┌──
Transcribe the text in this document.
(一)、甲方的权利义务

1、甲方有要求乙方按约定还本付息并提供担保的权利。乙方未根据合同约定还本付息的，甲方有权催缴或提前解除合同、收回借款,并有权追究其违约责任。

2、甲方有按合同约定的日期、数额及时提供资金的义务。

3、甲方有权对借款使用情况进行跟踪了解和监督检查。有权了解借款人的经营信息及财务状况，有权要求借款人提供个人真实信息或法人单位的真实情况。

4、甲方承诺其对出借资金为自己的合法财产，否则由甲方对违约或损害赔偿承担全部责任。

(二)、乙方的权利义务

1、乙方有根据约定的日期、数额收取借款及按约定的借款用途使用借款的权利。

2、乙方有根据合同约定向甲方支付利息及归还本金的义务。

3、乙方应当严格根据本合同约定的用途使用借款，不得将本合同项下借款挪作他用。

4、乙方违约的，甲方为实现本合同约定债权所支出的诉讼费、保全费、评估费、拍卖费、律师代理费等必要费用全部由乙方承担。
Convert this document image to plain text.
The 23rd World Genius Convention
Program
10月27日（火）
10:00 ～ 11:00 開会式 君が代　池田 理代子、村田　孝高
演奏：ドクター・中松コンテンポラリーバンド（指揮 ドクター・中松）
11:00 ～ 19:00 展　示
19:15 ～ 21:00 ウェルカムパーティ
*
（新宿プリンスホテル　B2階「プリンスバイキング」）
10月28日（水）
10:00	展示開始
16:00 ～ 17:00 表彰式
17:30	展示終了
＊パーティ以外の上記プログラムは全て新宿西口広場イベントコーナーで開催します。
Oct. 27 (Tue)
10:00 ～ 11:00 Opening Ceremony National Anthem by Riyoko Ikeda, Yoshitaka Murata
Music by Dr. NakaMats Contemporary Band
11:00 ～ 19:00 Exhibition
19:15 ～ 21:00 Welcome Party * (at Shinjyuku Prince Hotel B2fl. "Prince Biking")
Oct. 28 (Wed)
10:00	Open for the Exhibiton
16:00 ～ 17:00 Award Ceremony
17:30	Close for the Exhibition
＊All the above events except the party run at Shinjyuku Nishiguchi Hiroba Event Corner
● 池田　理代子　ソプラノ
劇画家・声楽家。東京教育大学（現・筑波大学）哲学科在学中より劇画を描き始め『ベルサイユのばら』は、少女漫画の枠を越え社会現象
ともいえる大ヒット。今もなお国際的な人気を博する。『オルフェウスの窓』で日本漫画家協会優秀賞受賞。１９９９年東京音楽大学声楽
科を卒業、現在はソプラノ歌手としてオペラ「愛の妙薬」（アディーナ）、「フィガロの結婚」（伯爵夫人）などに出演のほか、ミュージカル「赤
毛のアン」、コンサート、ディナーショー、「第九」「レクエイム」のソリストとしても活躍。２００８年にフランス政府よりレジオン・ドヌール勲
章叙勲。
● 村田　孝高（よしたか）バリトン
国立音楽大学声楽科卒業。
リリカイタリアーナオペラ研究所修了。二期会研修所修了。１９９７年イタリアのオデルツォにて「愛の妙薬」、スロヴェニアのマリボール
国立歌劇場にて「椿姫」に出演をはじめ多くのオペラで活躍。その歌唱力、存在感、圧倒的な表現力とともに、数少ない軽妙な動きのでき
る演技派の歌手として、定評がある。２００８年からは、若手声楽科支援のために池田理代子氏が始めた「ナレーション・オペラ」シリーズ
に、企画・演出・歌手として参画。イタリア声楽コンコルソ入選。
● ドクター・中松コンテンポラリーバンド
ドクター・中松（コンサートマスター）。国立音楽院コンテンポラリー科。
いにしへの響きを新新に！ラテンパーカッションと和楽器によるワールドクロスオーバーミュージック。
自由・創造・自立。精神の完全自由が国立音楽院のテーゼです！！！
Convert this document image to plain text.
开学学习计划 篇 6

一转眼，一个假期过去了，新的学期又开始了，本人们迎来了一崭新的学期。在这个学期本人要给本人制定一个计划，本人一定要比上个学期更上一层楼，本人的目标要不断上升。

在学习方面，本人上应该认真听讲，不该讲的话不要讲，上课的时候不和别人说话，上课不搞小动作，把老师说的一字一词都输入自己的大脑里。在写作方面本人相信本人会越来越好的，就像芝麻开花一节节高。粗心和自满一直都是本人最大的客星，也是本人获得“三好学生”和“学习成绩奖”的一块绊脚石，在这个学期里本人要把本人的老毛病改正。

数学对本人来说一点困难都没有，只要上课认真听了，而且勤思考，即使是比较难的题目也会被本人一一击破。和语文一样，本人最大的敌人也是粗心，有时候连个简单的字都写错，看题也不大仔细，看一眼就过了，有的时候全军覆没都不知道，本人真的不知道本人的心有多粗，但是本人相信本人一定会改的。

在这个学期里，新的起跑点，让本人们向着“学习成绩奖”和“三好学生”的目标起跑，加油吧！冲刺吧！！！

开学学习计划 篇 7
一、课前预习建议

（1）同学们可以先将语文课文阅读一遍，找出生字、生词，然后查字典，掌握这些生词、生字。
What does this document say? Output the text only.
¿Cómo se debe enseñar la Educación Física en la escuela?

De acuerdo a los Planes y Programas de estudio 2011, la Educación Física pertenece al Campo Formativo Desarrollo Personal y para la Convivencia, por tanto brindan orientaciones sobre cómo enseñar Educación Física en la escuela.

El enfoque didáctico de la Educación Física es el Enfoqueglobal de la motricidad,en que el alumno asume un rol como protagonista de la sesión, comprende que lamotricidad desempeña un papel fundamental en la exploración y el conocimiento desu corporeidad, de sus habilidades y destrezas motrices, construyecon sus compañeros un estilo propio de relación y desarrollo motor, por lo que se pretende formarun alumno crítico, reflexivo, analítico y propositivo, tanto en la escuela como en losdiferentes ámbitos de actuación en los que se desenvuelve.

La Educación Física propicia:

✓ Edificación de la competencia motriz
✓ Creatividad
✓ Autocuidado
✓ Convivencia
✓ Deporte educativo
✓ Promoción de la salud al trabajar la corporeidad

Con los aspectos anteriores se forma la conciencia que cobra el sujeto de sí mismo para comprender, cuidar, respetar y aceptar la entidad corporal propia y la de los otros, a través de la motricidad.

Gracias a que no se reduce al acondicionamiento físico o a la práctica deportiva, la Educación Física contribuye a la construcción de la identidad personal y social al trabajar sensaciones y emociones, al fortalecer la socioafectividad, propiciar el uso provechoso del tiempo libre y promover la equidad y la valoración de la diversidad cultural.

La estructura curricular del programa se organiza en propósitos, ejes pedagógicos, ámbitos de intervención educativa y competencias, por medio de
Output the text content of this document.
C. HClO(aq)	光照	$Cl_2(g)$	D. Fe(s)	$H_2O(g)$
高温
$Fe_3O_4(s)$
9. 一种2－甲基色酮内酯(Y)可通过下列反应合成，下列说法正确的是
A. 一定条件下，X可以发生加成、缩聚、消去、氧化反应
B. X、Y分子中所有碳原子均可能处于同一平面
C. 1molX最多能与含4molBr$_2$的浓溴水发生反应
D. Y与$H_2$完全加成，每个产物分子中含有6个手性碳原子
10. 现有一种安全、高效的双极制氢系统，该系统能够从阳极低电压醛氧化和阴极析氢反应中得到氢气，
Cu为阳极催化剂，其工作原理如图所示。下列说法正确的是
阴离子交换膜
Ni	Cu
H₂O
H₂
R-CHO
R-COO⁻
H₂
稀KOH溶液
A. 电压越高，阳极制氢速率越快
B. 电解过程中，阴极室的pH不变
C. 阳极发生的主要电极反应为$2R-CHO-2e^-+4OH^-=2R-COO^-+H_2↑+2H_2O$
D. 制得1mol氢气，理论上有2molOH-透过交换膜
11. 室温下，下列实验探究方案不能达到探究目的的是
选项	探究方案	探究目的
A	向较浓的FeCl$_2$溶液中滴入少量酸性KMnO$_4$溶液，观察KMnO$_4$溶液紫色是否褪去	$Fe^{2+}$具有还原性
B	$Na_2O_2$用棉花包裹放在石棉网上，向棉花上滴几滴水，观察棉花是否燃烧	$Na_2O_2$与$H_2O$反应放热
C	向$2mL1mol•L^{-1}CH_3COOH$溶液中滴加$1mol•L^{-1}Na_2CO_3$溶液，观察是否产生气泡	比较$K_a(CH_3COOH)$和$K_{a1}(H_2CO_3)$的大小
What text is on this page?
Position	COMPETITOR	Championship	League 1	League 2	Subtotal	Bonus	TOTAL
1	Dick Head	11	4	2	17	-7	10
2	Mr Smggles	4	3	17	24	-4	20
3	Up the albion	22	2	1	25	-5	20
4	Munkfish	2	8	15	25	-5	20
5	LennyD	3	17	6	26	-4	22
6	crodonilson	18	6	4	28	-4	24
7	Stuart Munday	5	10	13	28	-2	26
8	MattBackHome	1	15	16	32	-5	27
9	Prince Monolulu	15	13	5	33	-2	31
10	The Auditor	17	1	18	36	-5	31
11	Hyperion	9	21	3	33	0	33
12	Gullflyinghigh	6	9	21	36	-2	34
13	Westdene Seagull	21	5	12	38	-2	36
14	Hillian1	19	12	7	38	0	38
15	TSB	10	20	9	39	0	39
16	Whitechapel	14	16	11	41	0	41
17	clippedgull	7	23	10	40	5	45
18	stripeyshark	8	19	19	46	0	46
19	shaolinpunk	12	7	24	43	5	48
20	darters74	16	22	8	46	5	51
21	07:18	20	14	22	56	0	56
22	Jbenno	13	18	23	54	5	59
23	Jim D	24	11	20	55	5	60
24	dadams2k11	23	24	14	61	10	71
└──
- TASK INSTRUCTIONS
Give the number of lines in the records that contain the string "愛の妙薬", with no other output.

- WRITTEN SOLUTION
2